EXERCISE TASK –
Repeat all the records exactly, omitting pictures.

+===+

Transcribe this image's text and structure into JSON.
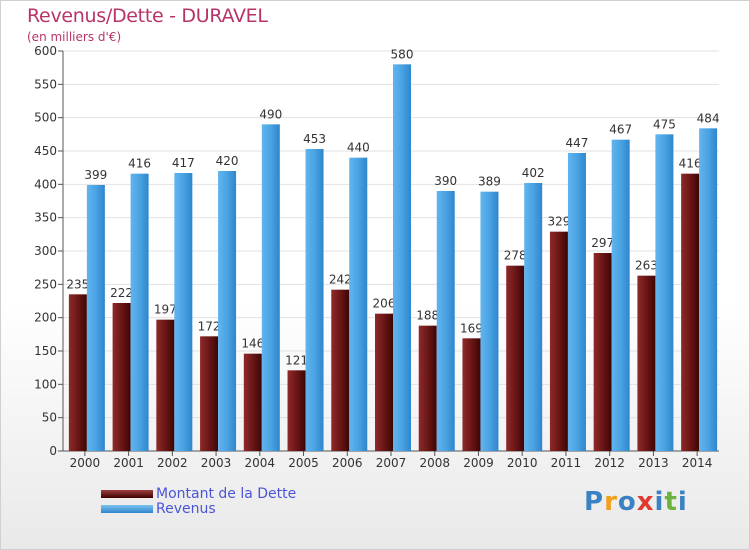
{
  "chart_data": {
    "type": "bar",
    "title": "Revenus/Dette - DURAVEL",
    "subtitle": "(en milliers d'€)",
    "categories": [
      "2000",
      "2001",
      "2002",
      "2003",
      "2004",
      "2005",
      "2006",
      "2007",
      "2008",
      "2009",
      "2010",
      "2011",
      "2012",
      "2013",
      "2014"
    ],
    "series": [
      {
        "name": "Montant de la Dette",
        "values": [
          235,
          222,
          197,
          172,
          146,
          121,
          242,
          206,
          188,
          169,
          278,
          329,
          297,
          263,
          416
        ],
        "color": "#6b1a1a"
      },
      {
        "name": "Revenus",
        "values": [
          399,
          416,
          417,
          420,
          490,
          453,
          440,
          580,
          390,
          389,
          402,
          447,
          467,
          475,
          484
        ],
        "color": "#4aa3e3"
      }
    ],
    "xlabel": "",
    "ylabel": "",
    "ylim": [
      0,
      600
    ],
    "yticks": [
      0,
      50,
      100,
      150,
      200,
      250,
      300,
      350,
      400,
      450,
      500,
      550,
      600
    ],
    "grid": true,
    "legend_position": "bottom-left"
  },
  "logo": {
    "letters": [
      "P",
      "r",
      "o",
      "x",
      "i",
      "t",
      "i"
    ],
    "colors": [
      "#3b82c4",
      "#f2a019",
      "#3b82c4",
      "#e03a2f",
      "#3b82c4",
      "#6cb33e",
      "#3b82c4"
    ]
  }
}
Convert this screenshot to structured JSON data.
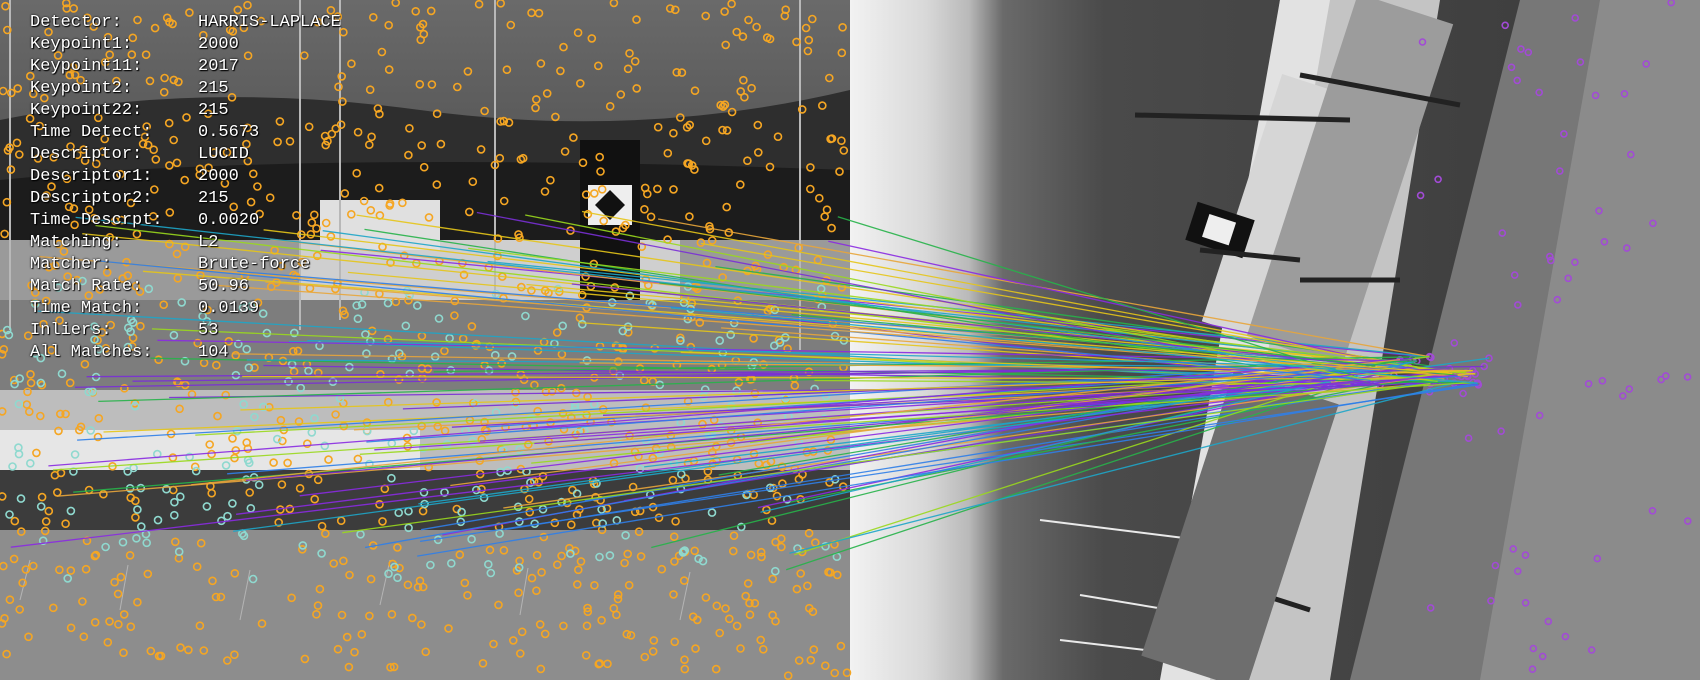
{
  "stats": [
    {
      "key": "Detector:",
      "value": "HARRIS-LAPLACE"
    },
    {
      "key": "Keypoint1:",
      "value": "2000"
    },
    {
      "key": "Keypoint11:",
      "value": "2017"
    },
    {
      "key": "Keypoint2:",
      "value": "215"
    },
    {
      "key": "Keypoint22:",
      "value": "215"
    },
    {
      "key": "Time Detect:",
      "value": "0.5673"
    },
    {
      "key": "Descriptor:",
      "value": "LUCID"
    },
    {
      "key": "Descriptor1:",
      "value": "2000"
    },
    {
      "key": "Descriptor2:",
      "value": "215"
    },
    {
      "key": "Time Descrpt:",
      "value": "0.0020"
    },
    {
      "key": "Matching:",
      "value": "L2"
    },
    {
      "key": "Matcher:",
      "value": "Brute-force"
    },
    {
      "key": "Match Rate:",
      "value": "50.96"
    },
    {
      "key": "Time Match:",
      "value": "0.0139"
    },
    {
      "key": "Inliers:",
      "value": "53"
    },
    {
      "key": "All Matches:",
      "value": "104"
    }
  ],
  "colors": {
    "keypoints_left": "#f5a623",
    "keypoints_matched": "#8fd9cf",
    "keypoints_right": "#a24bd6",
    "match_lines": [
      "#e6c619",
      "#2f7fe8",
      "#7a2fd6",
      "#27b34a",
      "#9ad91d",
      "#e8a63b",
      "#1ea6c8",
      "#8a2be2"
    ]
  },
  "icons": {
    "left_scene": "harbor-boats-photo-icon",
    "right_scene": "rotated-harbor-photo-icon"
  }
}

+===+

EXPECTED ANSWER –
Transcribe this image's text and structure into JSON.
{
  "chart_data": {
    "type": "bar",
    "title": "Revenus/Dette - DURAVEL",
    "subtitle": "(en milliers d'€)",
    "categories": [
      "2000",
      "2001",
      "2002",
      "2003",
      "2004",
      "2005",
      "2006",
      "2007",
      "2008",
      "2009",
      "2010",
      "2011",
      "2012",
      "2013",
      "2014"
    ],
    "series": [
      {
        "name": "Montant de la Dette",
        "values": [
          235,
          222,
          197,
          172,
          146,
          121,
          242,
          206,
          188,
          169,
          278,
          329,
          297,
          263,
          416
        ],
        "color": "#6b1a1a"
      },
      {
        "name": "Revenus",
        "values": [
          399,
          416,
          417,
          420,
          490,
          453,
          440,
          580,
          390,
          389,
          402,
          447,
          467,
          475,
          484
        ],
        "color": "#4aa3e3"
      }
    ],
    "xlabel": "",
    "ylabel": "",
    "ylim": [
      0,
      600
    ],
    "yticks": [
      0,
      50,
      100,
      150,
      200,
      250,
      300,
      350,
      400,
      450,
      500,
      550,
      600
    ],
    "grid": true,
    "legend_position": "bottom-left"
  },
  "logo": {
    "letters": [
      "P",
      "r",
      "o",
      "x",
      "i",
      "t",
      "i"
    ],
    "colors": [
      "#3b82c4",
      "#f2a019",
      "#3b82c4",
      "#e03a2f",
      "#3b82c4",
      "#6cb33e",
      "#3b82c4"
    ]
  }
}
Convert this screenshot to structured JSON data.
{
  "stats": [
    {
      "key": "Detector:",
      "value": "HARRIS-LAPLACE"
    },
    {
      "key": "Keypoint1:",
      "value": "2000"
    },
    {
      "key": "Keypoint11:",
      "value": "2017"
    },
    {
      "key": "Keypoint2:",
      "value": "215"
    },
    {
      "key": "Keypoint22:",
      "value": "215"
    },
    {
      "key": "Time Detect:",
      "value": "0.5673"
    },
    {
      "key": "Descriptor:",
      "value": "LUCID"
    },
    {
      "key": "Descriptor1:",
      "value": "2000"
    },
    {
      "key": "Descriptor2:",
      "value": "215"
    },
    {
      "key": "Time Descrpt:",
      "value": "0.0020"
    },
    {
      "key": "Matching:",
      "value": "L2"
    },
    {
      "key": "Matcher:",
      "value": "Brute-force"
    },
    {
      "key": "Match Rate:",
      "value": "50.96"
    },
    {
      "key": "Time Match:",
      "value": "0.0139"
    },
    {
      "key": "Inliers:",
      "value": "53"
    },
    {
      "key": "All Matches:",
      "value": "104"
    }
  ],
  "colors": {
    "keypoints_left": "#f5a623",
    "keypoints_matched": "#8fd9cf",
    "keypoints_right": "#a24bd6",
    "match_lines": [
      "#e6c619",
      "#2f7fe8",
      "#7a2fd6",
      "#27b34a",
      "#9ad91d",
      "#e8a63b",
      "#1ea6c8",
      "#8a2be2"
    ]
  },
  "icons": {
    "left_scene": "harbor-boats-photo-icon",
    "right_scene": "rotated-harbor-photo-icon"
  }
}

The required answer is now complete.